== Given data ==

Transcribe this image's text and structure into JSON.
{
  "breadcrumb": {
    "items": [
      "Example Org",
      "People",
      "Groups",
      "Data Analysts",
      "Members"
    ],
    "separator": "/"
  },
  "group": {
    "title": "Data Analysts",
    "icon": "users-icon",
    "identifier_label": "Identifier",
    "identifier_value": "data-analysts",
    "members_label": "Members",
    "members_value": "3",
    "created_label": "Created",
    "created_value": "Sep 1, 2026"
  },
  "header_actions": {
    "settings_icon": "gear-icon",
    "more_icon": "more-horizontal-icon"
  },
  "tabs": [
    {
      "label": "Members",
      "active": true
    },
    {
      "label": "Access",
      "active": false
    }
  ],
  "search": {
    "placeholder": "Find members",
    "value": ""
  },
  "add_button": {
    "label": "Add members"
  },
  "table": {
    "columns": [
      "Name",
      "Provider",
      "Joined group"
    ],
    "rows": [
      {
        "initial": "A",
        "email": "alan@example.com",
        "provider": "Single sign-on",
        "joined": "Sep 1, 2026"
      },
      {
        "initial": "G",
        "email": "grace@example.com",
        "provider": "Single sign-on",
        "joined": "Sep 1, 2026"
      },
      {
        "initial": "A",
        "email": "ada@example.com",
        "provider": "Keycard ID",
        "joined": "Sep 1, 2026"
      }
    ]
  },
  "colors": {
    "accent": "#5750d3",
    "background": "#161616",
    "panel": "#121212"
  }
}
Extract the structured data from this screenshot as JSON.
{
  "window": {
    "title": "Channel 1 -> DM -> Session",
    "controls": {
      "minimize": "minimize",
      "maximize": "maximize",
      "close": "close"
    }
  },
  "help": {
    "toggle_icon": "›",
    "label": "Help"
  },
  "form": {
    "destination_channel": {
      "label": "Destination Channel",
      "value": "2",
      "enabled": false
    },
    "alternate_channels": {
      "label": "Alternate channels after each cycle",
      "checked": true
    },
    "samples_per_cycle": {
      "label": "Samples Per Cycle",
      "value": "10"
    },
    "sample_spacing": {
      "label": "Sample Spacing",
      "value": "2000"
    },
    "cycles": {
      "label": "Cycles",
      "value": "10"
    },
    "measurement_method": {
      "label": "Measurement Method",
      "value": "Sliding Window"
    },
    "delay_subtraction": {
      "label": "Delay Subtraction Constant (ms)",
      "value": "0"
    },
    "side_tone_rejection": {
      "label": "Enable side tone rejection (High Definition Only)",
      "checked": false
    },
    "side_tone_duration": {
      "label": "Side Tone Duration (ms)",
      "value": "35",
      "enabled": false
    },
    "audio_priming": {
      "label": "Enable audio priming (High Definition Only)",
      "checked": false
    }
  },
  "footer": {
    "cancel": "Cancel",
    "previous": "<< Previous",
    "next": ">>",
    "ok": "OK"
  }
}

===

# What to work on
Repeat the material above in full, keeping every word.

# Full response
Transcribe this image's text and structure into JSON.
{
  "breadcrumb": {
    "items": [
      "Example Org",
      "People",
      "Groups",
      "Data Analysts",
      "Members"
    ],
    "separator": "/"
  },
  "group": {
    "title": "Data Analysts",
    "icon": "users-icon",
    "identifier_label": "Identifier",
    "identifier_value": "data-analysts",
    "members_label": "Members",
    "members_value": "3",
    "created_label": "Created",
    "created_value": "Sep 1, 2026"
  },
  "header_actions": {
    "settings_icon": "gear-icon",
    "more_icon": "more-horizontal-icon"
  },
  "tabs": [
    {
      "label": "Members",
      "active": true
    },
    {
      "label": "Access",
      "active": false
    }
  ],
  "search": {
    "placeholder": "Find members",
    "value": ""
  },
  "add_button": {
    "label": "Add members"
  },
  "table": {
    "columns": [
      "Name",
      "Provider",
      "Joined group"
    ],
    "rows": [
      {
        "initial": "A",
        "email": "alan@example.com",
        "provider": "Single sign-on",
        "joined": "Sep 1, 2026"
      },
      {
        "initial": "G",
        "email": "grace@example.com",
        "provider": "Single sign-on",
        "joined": "Sep 1, 2026"
      },
      {
        "initial": "A",
        "email": "ada@example.com",
        "provider": "Keycard ID",
        "joined": "Sep 1, 2026"
      }
    ]
  },
  "colors": {
    "accent": "#5750d3",
    "background": "#161616",
    "panel": "#121212"
  }
}
Extract the structured data from this screenshot as JSON.
{
  "window": {
    "title": "Channel 1 -> DM -> Session",
    "controls": {
      "minimize": "minimize",
      "maximize": "maximize",
      "close": "close"
    }
  },
  "help": {
    "toggle_icon": "›",
    "label": "Help"
  },
  "form": {
    "destination_channel": {
      "label": "Destination Channel",
      "value": "2",
      "enabled": false
    },
    "alternate_channels": {
      "label": "Alternate channels after each cycle",
      "checked": true
    },
    "samples_per_cycle": {
      "label": "Samples Per Cycle",
      "value": "10"
    },
    "sample_spacing": {
      "label": "Sample Spacing",
      "value": "2000"
    },
    "cycles": {
      "label": "Cycles",
      "value": "10"
    },
    "measurement_method": {
      "label": "Measurement Method",
      "value": "Sliding Window"
    },
    "delay_subtraction": {
      "label": "Delay Subtraction Constant (ms)",
      "value": "0"
    },
    "side_tone_rejection": {
      "label": "Enable side tone rejection (High Definition Only)",
      "checked": false
    },
    "side_tone_duration": {
      "label": "Side Tone Duration (ms)",
      "value": "35",
      "enabled": false
    },
    "audio_priming": {
      "label": "Enable audio priming (High Definition Only)",
      "checked": false
    }
  },
  "footer": {
    "cancel": "Cancel",
    "previous": "<< Previous",
    "next": ">>",
    "ok": "OK"
  }
}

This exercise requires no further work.